= Objective =
Each entry below must be repeated word for word.
####
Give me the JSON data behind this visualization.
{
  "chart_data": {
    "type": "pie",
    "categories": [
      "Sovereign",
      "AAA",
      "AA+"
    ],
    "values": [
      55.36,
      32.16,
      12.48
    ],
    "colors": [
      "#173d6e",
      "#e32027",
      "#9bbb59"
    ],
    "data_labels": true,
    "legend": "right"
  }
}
####
= Output for this task =
Give me the JSON data behind this visualization.
{
  "chart_data": {
    "type": "pie",
    "categories": [
      "Sovereign",
      "AAA",
      "AA+"
    ],
    "values": [
      55.36,
      32.16,
      12.48
    ],
    "colors": [
      "#173d6e",
      "#e32027",
      "#9bbb59"
    ],
    "data_labels": true,
    "legend": "right"
  }
}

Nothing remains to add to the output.